Dataset records:
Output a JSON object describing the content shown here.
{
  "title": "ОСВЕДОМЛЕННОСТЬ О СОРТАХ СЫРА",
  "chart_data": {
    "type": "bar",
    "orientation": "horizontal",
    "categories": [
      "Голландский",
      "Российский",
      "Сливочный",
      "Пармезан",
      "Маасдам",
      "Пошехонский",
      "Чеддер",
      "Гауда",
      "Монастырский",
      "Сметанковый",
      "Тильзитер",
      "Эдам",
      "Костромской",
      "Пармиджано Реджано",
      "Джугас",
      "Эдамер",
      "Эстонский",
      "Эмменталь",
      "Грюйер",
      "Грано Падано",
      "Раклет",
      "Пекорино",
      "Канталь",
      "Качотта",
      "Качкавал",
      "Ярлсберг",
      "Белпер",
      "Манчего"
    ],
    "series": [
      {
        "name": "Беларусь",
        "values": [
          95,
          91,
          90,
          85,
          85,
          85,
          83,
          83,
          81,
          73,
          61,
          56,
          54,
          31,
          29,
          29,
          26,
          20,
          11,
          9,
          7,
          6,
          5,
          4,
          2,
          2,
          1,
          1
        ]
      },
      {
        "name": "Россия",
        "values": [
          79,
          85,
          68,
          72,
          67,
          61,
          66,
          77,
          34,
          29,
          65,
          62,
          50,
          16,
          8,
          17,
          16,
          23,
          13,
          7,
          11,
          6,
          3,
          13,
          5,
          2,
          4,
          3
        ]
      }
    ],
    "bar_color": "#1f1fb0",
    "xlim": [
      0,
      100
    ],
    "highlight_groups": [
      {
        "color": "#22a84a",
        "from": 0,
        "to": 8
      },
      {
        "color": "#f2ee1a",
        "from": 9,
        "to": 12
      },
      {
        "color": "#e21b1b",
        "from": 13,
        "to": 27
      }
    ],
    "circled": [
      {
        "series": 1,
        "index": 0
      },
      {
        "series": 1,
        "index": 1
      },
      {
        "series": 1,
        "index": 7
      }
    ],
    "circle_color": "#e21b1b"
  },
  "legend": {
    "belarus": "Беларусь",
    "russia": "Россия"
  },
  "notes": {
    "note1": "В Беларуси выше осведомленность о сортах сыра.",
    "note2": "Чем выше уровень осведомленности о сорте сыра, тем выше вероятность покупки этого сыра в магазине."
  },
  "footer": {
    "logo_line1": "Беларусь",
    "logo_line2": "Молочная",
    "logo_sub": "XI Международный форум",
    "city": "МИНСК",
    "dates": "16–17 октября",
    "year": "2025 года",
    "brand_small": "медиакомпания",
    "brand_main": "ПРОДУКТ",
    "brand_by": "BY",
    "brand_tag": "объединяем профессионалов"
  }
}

__To do__
Extract the full listing above without alteration.

__Solution__
Output a JSON object describing the content shown here.
{
  "title": "ОСВЕДОМЛЕННОСТЬ О СОРТАХ СЫРА",
  "chart_data": {
    "type": "bar",
    "orientation": "horizontal",
    "categories": [
      "Голландский",
      "Российский",
      "Сливочный",
      "Пармезан",
      "Маасдам",
      "Пошехонский",
      "Чеддер",
      "Гауда",
      "Монастырский",
      "Сметанковый",
      "Тильзитер",
      "Эдам",
      "Костромской",
      "Пармиджано Реджано",
      "Джугас",
      "Эдамер",
      "Эстонский",
      "Эмменталь",
      "Грюйер",
      "Грано Падано",
      "Раклет",
      "Пекорино",
      "Канталь",
      "Качотта",
      "Качкавал",
      "Ярлсберг",
      "Белпер",
      "Манчего"
    ],
    "series": [
      {
        "name": "Беларусь",
        "values": [
          95,
          91,
          90,
          85,
          85,
          85,
          83,
          83,
          81,
          73,
          61,
          56,
          54,
          31,
          29,
          29,
          26,
          20,
          11,
          9,
          7,
          6,
          5,
          4,
          2,
          2,
          1,
          1
        ]
      },
      {
        "name": "Россия",
        "values": [
          79,
          85,
          68,
          72,
          67,
          61,
          66,
          77,
          34,
          29,
          65,
          62,
          50,
          16,
          8,
          17,
          16,
          23,
          13,
          7,
          11,
          6,
          3,
          13,
          5,
          2,
          4,
          3
        ]
      }
    ],
    "bar_color": "#1f1fb0",
    "xlim": [
      0,
      100
    ],
    "highlight_groups": [
      {
        "color": "#22a84a",
        "from": 0,
        "to": 8
      },
      {
        "color": "#f2ee1a",
        "from": 9,
        "to": 12
      },
      {
        "color": "#e21b1b",
        "from": 13,
        "to": 27
      }
    ],
    "circled": [
      {
        "series": 1,
        "index": 0
      },
      {
        "series": 1,
        "index": 1
      },
      {
        "series": 1,
        "index": 7
      }
    ],
    "circle_color": "#e21b1b"
  },
  "legend": {
    "belarus": "Беларусь",
    "russia": "Россия"
  },
  "notes": {
    "note1": "В Беларуси выше осведомленность о сортах сыра.",
    "note2": "Чем выше уровень осведомленности о сорте сыра, тем выше вероятность покупки этого сыра в магазине."
  },
  "footer": {
    "logo_line1": "Беларусь",
    "logo_line2": "Молочная",
    "logo_sub": "XI Международный форум",
    "city": "МИНСК",
    "dates": "16–17 октября",
    "year": "2025 года",
    "brand_small": "медиакомпания",
    "brand_main": "ПРОДУКТ",
    "brand_by": "BY",
    "brand_tag": "объединяем профессионалов"
  }
}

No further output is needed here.